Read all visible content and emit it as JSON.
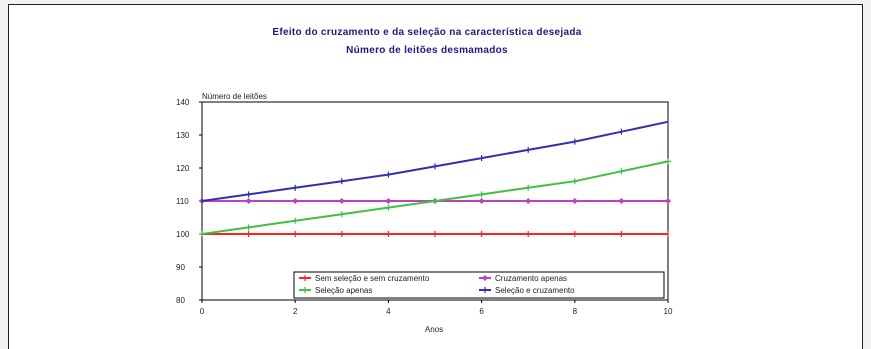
{
  "chart_data": {
    "type": "line",
    "title": "Efeito do cruzamento e da seleção na característica desejada",
    "subtitle": "Número de leitões desmamados",
    "ylabel": "Número de leitões",
    "xlabel": "Anos",
    "xlim": [
      0,
      10
    ],
    "ylim": [
      80,
      140
    ],
    "xticks": [
      0,
      2,
      4,
      6,
      8,
      10
    ],
    "yticks": [
      80,
      90,
      100,
      110,
      120,
      130,
      140
    ],
    "x": [
      0,
      1,
      2,
      3,
      4,
      5,
      6,
      7,
      8,
      9,
      10
    ],
    "legend_position": "bottom-right",
    "series": [
      {
        "name": "Sem seleção e sem cruzamento",
        "color": "#ff2020",
        "marker": "dash",
        "values": [
          100,
          100,
          100,
          100,
          100,
          100,
          100,
          100,
          100,
          100,
          100
        ]
      },
      {
        "name": "Cruzamento apenas",
        "color": "#c040c0",
        "marker": "diamond",
        "values": [
          110,
          110,
          110,
          110,
          110,
          110,
          110,
          110,
          110,
          110,
          110
        ]
      },
      {
        "name": "Seleção apenas",
        "color": "#40c040",
        "marker": "plus",
        "values": [
          100,
          102,
          104,
          106,
          108,
          110,
          112,
          114,
          116,
          119,
          122
        ]
      },
      {
        "name": "Seleção e cruzamento",
        "color": "#3030b0",
        "marker": "dash",
        "values": [
          110,
          112,
          114,
          116,
          118,
          120.5,
          123,
          125.5,
          128,
          131,
          134
        ]
      }
    ]
  }
}
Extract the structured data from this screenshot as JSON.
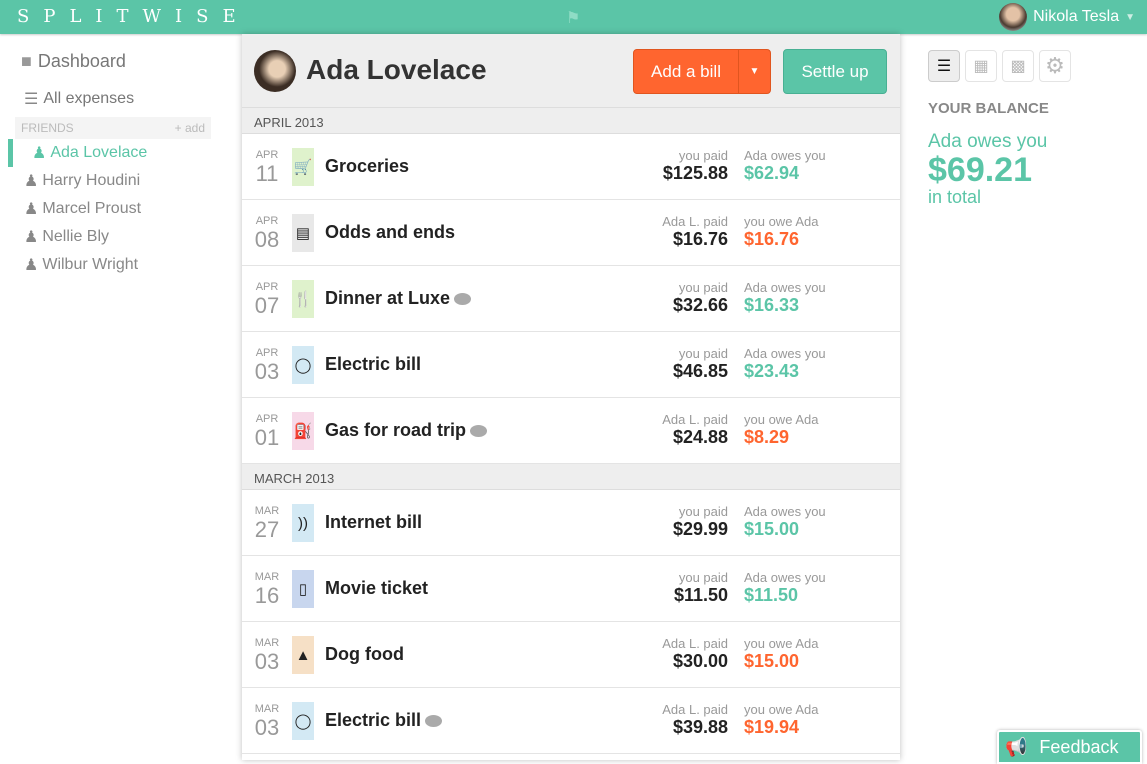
{
  "header": {
    "logo": "SPLITWISE",
    "user": "Nikola Tesla"
  },
  "sidebar": {
    "dashboard": "Dashboard",
    "all_expenses": "All expenses",
    "friends_label": "FRIENDS",
    "add_label": "add",
    "friends": [
      "Ada Lovelace",
      "Harry Houdini",
      "Marcel Proust",
      "Nellie Bly",
      "Wilbur Wright"
    ]
  },
  "main": {
    "title": "Ada Lovelace",
    "add_bill": "Add a bill",
    "settle_up": "Settle up",
    "sections": [
      {
        "label": "APRIL 2013",
        "items": [
          {
            "month": "APR",
            "day": "11",
            "icon": "cart-icon",
            "icon_bg": "#dff2cc",
            "desc": "Groceries",
            "comment": false,
            "payer": "you paid",
            "paid": "$125.88",
            "rel": "Ada owes you",
            "amount": "$62.94",
            "type": "owed"
          },
          {
            "month": "APR",
            "day": "08",
            "icon": "receipt-icon",
            "icon_bg": "#e8e8e8",
            "desc": "Odds and ends",
            "comment": false,
            "payer": "Ada L. paid",
            "paid": "$16.76",
            "rel": "you owe Ada",
            "amount": "$16.76",
            "type": "owe"
          },
          {
            "month": "APR",
            "day": "07",
            "icon": "fork-knife-icon",
            "icon_bg": "#dff2cc",
            "desc": "Dinner at Luxe",
            "comment": true,
            "payer": "you paid",
            "paid": "$32.66",
            "rel": "Ada owes you",
            "amount": "$16.33",
            "type": "owed"
          },
          {
            "month": "APR",
            "day": "03",
            "icon": "lightbulb-icon",
            "icon_bg": "#d3e9f4",
            "desc": "Electric bill",
            "comment": false,
            "payer": "you paid",
            "paid": "$46.85",
            "rel": "Ada owes you",
            "amount": "$23.43",
            "type": "owed"
          },
          {
            "month": "APR",
            "day": "01",
            "icon": "gas-pump-icon",
            "icon_bg": "#f7d9e8",
            "desc": "Gas for road trip",
            "comment": true,
            "payer": "Ada L. paid",
            "paid": "$24.88",
            "rel": "you owe Ada",
            "amount": "$8.29",
            "type": "owe"
          }
        ]
      },
      {
        "label": "MARCH 2013",
        "items": [
          {
            "month": "MAR",
            "day": "27",
            "icon": "wifi-icon",
            "icon_bg": "#d3e9f4",
            "desc": "Internet bill",
            "comment": false,
            "payer": "you paid",
            "paid": "$29.99",
            "rel": "Ada owes you",
            "amount": "$15.00",
            "type": "owed"
          },
          {
            "month": "MAR",
            "day": "16",
            "icon": "ticket-icon",
            "icon_bg": "#c8d6ee",
            "desc": "Movie ticket",
            "comment": false,
            "payer": "you paid",
            "paid": "$11.50",
            "rel": "Ada owes you",
            "amount": "$11.50",
            "type": "owed"
          },
          {
            "month": "MAR",
            "day": "03",
            "icon": "dog-icon",
            "icon_bg": "#f6e0c6",
            "desc": "Dog food",
            "comment": false,
            "payer": "Ada L. paid",
            "paid": "$30.00",
            "rel": "you owe Ada",
            "amount": "$15.00",
            "type": "owe"
          },
          {
            "month": "MAR",
            "day": "03",
            "icon": "lightbulb-icon",
            "icon_bg": "#d3e9f4",
            "desc": "Electric bill",
            "comment": true,
            "payer": "Ada L. paid",
            "paid": "$39.88",
            "rel": "you owe Ada",
            "amount": "$19.94",
            "type": "owe"
          }
        ]
      }
    ]
  },
  "balance": {
    "heading": "YOUR BALANCE",
    "text": "Ada owes you",
    "amount": "$69.21",
    "suffix": "in total"
  },
  "feedback": "Feedback",
  "colors": {
    "brand": "#5bc5a7",
    "orange": "#ff652f"
  }
}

───

■ What is needed ■
All the material shown above is to be copied exactly, with no pictures carried over.

■ The reply ■
Read all visible content and emit it as JSON.
{
  "chart_data": {
    "type": "line",
    "title": "Efeito do cruzamento e da seleção na característica desejada",
    "subtitle": "Número de leitões desmamados",
    "ylabel": "Número de leitões",
    "xlabel": "Anos",
    "xlim": [
      0,
      10
    ],
    "ylim": [
      80,
      140
    ],
    "xticks": [
      0,
      2,
      4,
      6,
      8,
      10
    ],
    "yticks": [
      80,
      90,
      100,
      110,
      120,
      130,
      140
    ],
    "x": [
      0,
      1,
      2,
      3,
      4,
      5,
      6,
      7,
      8,
      9,
      10
    ],
    "legend_position": "bottom-right",
    "series": [
      {
        "name": "Sem seleção e sem cruzamento",
        "color": "#ff2020",
        "marker": "dash",
        "values": [
          100,
          100,
          100,
          100,
          100,
          100,
          100,
          100,
          100,
          100,
          100
        ]
      },
      {
        "name": "Cruzamento apenas",
        "color": "#c040c0",
        "marker": "diamond",
        "values": [
          110,
          110,
          110,
          110,
          110,
          110,
          110,
          110,
          110,
          110,
          110
        ]
      },
      {
        "name": "Seleção apenas",
        "color": "#40c040",
        "marker": "plus",
        "values": [
          100,
          102,
          104,
          106,
          108,
          110,
          112,
          114,
          116,
          119,
          122
        ]
      },
      {
        "name": "Seleção e cruzamento",
        "color": "#3030b0",
        "marker": "dash",
        "values": [
          110,
          112,
          114,
          116,
          118,
          120.5,
          123,
          125.5,
          128,
          131,
          134
        ]
      }
    ]
  }
}
Extract the structured data from this screenshot as JSON.
{
  "header": {
    "logo": "SPLITWISE",
    "user": "Nikola Tesla"
  },
  "sidebar": {
    "dashboard": "Dashboard",
    "all_expenses": "All expenses",
    "friends_label": "FRIENDS",
    "add_label": "add",
    "friends": [
      "Ada Lovelace",
      "Harry Houdini",
      "Marcel Proust",
      "Nellie Bly",
      "Wilbur Wright"
    ]
  },
  "main": {
    "title": "Ada Lovelace",
    "add_bill": "Add a bill",
    "settle_up": "Settle up",
    "sections": [
      {
        "label": "APRIL 2013",
        "items": [
          {
            "month": "APR",
            "day": "11",
            "icon": "cart-icon",
            "icon_bg": "#dff2cc",
            "desc": "Groceries",
            "comment": false,
            "payer": "you paid",
            "paid": "$125.88",
            "rel": "Ada owes you",
            "amount": "$62.94",
            "type": "owed"
          },
          {
            "month": "APR",
            "day": "08",
            "icon": "receipt-icon",
            "icon_bg": "#e8e8e8",
            "desc": "Odds and ends",
            "comment": false,
            "payer": "Ada L. paid",
            "paid": "$16.76",
            "rel": "you owe Ada",
            "amount": "$16.76",
            "type": "owe"
          },
          {
            "month": "APR",
            "day": "07",
            "icon": "fork-knife-icon",
            "icon_bg": "#dff2cc",
            "desc": "Dinner at Luxe",
            "comment": true,
            "payer": "you paid",
            "paid": "$32.66",
            "rel": "Ada owes you",
            "amount": "$16.33",
            "type": "owed"
          },
          {
            "month": "APR",
            "day": "03",
            "icon": "lightbulb-icon",
            "icon_bg": "#d3e9f4",
            "desc": "Electric bill",
            "comment": false,
            "payer": "you paid",
            "paid": "$46.85",
            "rel": "Ada owes you",
            "amount": "$23.43",
            "type": "owed"
          },
          {
            "month": "APR",
            "day": "01",
            "icon": "gas-pump-icon",
            "icon_bg": "#f7d9e8",
            "desc": "Gas for road trip",
            "comment": true,
            "payer": "Ada L. paid",
            "paid": "$24.88",
            "rel": "you owe Ada",
            "amount": "$8.29",
            "type": "owe"
          }
        ]
      },
      {
        "label": "MARCH 2013",
        "items": [
          {
            "month": "MAR",
            "day": "27",
            "icon": "wifi-icon",
            "icon_bg": "#d3e9f4",
            "desc": "Internet bill",
            "comment": false,
            "payer": "you paid",
            "paid": "$29.99",
            "rel": "Ada owes you",
            "amount": "$15.00",
            "type": "owed"
          },
          {
            "month": "MAR",
            "day": "16",
            "icon": "ticket-icon",
            "icon_bg": "#c8d6ee",
            "desc": "Movie ticket",
            "comment": false,
            "payer": "you paid",
            "paid": "$11.50",
            "rel": "Ada owes you",
            "amount": "$11.50",
            "type": "owed"
          },
          {
            "month": "MAR",
            "day": "03",
            "icon": "dog-icon",
            "icon_bg": "#f6e0c6",
            "desc": "Dog food",
            "comment": false,
            "payer": "Ada L. paid",
            "paid": "$30.00",
            "rel": "you owe Ada",
            "amount": "$15.00",
            "type": "owe"
          },
          {
            "month": "MAR",
            "day": "03",
            "icon": "lightbulb-icon",
            "icon_bg": "#d3e9f4",
            "desc": "Electric bill",
            "comment": true,
            "payer": "Ada L. paid",
            "paid": "$39.88",
            "rel": "you owe Ada",
            "amount": "$19.94",
            "type": "owe"
          }
        ]
      }
    ]
  },
  "balance": {
    "heading": "YOUR BALANCE",
    "text": "Ada owes you",
    "amount": "$69.21",
    "suffix": "in total"
  },
  "feedback": "Feedback",
  "colors": {
    "brand": "#5bc5a7",
    "orange": "#ff652f"
  }
}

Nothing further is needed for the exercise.